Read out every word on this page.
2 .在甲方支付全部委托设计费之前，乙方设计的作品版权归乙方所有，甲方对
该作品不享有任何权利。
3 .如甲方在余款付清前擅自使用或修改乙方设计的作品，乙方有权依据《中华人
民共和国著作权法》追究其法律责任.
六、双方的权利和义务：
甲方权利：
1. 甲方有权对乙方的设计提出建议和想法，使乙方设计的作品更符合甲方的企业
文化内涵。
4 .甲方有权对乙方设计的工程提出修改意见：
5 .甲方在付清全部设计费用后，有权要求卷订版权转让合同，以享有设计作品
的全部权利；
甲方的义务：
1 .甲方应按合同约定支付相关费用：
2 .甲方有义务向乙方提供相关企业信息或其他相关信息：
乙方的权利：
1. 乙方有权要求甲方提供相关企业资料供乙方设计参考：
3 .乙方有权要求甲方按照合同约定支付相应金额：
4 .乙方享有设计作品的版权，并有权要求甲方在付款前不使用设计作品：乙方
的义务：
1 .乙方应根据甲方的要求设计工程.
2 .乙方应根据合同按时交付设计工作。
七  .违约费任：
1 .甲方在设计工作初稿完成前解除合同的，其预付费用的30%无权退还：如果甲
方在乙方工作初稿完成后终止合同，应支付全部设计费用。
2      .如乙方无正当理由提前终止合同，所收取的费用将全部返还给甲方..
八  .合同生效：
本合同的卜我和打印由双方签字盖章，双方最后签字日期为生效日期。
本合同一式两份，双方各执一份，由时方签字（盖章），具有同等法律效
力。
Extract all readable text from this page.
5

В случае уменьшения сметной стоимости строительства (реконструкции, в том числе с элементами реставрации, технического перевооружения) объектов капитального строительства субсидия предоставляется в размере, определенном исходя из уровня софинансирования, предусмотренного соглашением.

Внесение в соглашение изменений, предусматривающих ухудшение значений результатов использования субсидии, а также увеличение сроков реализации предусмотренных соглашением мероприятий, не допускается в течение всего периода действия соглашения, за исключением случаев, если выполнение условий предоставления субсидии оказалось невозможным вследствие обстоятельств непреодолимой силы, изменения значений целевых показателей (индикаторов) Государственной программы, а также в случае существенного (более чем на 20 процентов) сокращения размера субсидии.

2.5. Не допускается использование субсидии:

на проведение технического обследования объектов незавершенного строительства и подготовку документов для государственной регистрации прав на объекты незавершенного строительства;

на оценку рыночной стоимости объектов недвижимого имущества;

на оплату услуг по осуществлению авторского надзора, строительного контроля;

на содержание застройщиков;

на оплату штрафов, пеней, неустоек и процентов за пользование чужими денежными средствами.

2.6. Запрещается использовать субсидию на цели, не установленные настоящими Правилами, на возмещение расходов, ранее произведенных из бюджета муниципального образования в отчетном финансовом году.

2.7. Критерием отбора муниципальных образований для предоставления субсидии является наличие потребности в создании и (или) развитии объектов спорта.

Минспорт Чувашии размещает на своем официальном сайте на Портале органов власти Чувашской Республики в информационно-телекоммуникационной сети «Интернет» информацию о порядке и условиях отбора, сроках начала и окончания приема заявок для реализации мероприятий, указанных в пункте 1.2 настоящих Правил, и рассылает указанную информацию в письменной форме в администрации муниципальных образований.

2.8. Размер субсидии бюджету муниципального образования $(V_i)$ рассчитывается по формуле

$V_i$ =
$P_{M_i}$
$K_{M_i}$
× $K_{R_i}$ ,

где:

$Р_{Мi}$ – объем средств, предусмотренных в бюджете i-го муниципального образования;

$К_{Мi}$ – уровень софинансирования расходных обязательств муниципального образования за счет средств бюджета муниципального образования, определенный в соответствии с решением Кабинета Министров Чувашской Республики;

WHAT YOU WILL DO -> Reproduce every line of the data verbatim.

COMPLETE RESPONSE ->
Read out every word on this page.
2 .在甲方支付全部委托设计费之前，乙方设计的作品版权归乙方所有，甲方对
该作品不享有任何权利。
3 .如甲方在余款付清前擅自使用或修改乙方设计的作品，乙方有权依据《中华人
民共和国著作权法》追究其法律责任.
六、双方的权利和义务：
甲方权利：
1. 甲方有权对乙方的设计提出建议和想法，使乙方设计的作品更符合甲方的企业
文化内涵。
4 .甲方有权对乙方设计的工程提出修改意见：
5 .甲方在付清全部设计费用后，有权要求卷订版权转让合同，以享有设计作品
的全部权利；
甲方的义务：
1 .甲方应按合同约定支付相关费用：
2 .甲方有义务向乙方提供相关企业信息或其他相关信息：
乙方的权利：
1. 乙方有权要求甲方提供相关企业资料供乙方设计参考：
3 .乙方有权要求甲方按照合同约定支付相应金额：
4 .乙方享有设计作品的版权，并有权要求甲方在付款前不使用设计作品：乙方
的义务：
1 .乙方应根据甲方的要求设计工程.
2 .乙方应根据合同按时交付设计工作。
七  .违约费任：
1 .甲方在设计工作初稿完成前解除合同的，其预付费用的30%无权退还：如果甲
方在乙方工作初稿完成后终止合同，应支付全部设计费用。
2      .如乙方无正当理由提前终止合同，所收取的费用将全部返还给甲方..
八  .合同生效：
本合同的卜我和打印由双方签字盖章，双方最后签字日期为生效日期。
本合同一式两份，双方各执一份，由时方签字（盖章），具有同等法律效
力。
Extract all readable text from this page.
5

В случае уменьшения сметной стоимости строительства (реконструкции, в том числе с элементами реставрации, технического перевооружения) объектов капитального строительства субсидия предоставляется в размере, определенном исходя из уровня софинансирования, предусмотренного соглашением.

Внесение в соглашение изменений, предусматривающих ухудшение значений результатов использования субсидии, а также увеличение сроков реализации предусмотренных соглашением мероприятий, не допускается в течение всего периода действия соглашения, за исключением случаев, если выполнение условий предоставления субсидии оказалось невозможным вследствие обстоятельств непреодолимой силы, изменения значений целевых показателей (индикаторов) Государственной программы, а также в случае существенного (более чем на 20 процентов) сокращения размера субсидии.

2.5. Не допускается использование субсидии:

на проведение технического обследования объектов незавершенного строительства и подготовку документов для государственной регистрации прав на объекты незавершенного строительства;

на оценку рыночной стоимости объектов недвижимого имущества;

на оплату услуг по осуществлению авторского надзора, строительного контроля;

на содержание застройщиков;

на оплату штрафов, пеней, неустоек и процентов за пользование чужими денежными средствами.

2.6. Запрещается использовать субсидию на цели, не установленные настоящими Правилами, на возмещение расходов, ранее произведенных из бюджета муниципального образования в отчетном финансовом году.

2.7. Критерием отбора муниципальных образований для предоставления субсидии является наличие потребности в создании и (или) развитии объектов спорта.

Минспорт Чувашии размещает на своем официальном сайте на Портале органов власти Чувашской Республики в информационно-телекоммуникационной сети «Интернет» информацию о порядке и условиях отбора, сроках начала и окончания приема заявок для реализации мероприятий, указанных в пункте 1.2 настоящих Правил, и рассылает указанную информацию в письменной форме в администрации муниципальных образований.

2.8. Размер субсидии бюджету муниципального образования $(V_i)$ рассчитывается по формуле

$V_i$ =
$P_{M_i}$
$K_{M_i}$
× $K_{R_i}$ ,

где:

$Р_{Мi}$ – объем средств, предусмотренных в бюджете i-го муниципального образования;

$К_{Мi}$ – уровень софинансирования расходных обязательств муниципального образования за счет средств бюджета муниципального образования, определенный в соответствии с решением Кабинета Министров Чувашской Республики;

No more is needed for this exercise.